#### Stored items

-*-

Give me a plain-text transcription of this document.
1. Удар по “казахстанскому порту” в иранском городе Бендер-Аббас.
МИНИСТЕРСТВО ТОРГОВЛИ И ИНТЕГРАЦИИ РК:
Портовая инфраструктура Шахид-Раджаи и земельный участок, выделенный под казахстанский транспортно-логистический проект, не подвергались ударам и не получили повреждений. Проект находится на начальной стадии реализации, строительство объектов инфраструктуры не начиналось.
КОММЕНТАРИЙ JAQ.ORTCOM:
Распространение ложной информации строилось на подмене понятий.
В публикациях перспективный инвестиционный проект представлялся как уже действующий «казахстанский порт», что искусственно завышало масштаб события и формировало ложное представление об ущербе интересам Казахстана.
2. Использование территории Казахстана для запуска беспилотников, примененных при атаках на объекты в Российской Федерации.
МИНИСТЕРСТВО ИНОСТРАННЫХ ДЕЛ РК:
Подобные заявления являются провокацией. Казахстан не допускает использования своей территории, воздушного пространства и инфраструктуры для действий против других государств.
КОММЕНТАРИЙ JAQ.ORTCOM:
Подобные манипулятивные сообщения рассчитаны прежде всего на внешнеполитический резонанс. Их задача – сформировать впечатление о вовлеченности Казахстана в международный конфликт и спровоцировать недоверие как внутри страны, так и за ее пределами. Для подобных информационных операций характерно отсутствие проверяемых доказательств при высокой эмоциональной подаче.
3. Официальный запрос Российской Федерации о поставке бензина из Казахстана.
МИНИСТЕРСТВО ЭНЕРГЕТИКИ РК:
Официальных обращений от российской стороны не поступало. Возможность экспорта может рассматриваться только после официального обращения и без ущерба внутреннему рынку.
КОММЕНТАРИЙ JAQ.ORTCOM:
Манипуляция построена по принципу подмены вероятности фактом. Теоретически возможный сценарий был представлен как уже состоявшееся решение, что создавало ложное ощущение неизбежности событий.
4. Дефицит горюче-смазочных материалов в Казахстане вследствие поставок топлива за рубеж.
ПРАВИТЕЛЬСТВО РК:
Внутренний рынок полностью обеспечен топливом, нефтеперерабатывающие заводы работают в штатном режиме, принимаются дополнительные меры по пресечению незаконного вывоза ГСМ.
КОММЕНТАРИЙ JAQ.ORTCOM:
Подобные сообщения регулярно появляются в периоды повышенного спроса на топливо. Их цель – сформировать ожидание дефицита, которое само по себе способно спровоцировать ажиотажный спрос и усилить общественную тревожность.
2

-*-

Copy out all of the records above with nothing altered.

Give me a plain-text transcription of this document.
1. Удар по “казахстанскому порту” в иранском городе Бендер-Аббас.
МИНИСТЕРСТВО ТОРГОВЛИ И ИНТЕГРАЦИИ РК:
Портовая инфраструктура Шахид-Раджаи и земельный участок, выделенный под казахстанский транспортно-логистический проект, не подвергались ударам и не получили повреждений. Проект находится на начальной стадии реализации, строительство объектов инфраструктуры не начиналось.
КОММЕНТАРИЙ JAQ.ORTCOM:
Распространение ложной информации строилось на подмене понятий.
В публикациях перспективный инвестиционный проект представлялся как уже действующий «казахстанский порт», что искусственно завышало масштаб события и формировало ложное представление об ущербе интересам Казахстана.
2. Использование территории Казахстана для запуска беспилотников, примененных при атаках на объекты в Российской Федерации.
МИНИСТЕРСТВО ИНОСТРАННЫХ ДЕЛ РК:
Подобные заявления являются провокацией. Казахстан не допускает использования своей территории, воздушного пространства и инфраструктуры для действий против других государств.
КОММЕНТАРИЙ JAQ.ORTCOM:
Подобные манипулятивные сообщения рассчитаны прежде всего на внешнеполитический резонанс. Их задача – сформировать впечатление о вовлеченности Казахстана в международный конфликт и спровоцировать недоверие как внутри страны, так и за ее пределами. Для подобных информационных операций характерно отсутствие проверяемых доказательств при высокой эмоциональной подаче.
3. Официальный запрос Российской Федерации о поставке бензина из Казахстана.
МИНИСТЕРСТВО ЭНЕРГЕТИКИ РК:
Официальных обращений от российской стороны не поступало. Возможность экспорта может рассматриваться только после официального обращения и без ущерба внутреннему рынку.
КОММЕНТАРИЙ JAQ.ORTCOM:
Манипуляция построена по принципу подмены вероятности фактом. Теоретически возможный сценарий был представлен как уже состоявшееся решение, что создавало ложное ощущение неизбежности событий.
4. Дефицит горюче-смазочных материалов в Казахстане вследствие поставок топлива за рубеж.
ПРАВИТЕЛЬСТВО РК:
Внутренний рынок полностью обеспечен топливом, нефтеперерабатывающие заводы работают в штатном режиме, принимаются дополнительные меры по пресечению незаконного вывоза ГСМ.
КОММЕНТАРИЙ JAQ.ORTCOM:
Подобные сообщения регулярно появляются в периоды повышенного спроса на топливо. Их цель – сформировать ожидание дефицита, которое само по себе способно спровоцировать ажиотажный спрос и усилить общественную тревожность.
2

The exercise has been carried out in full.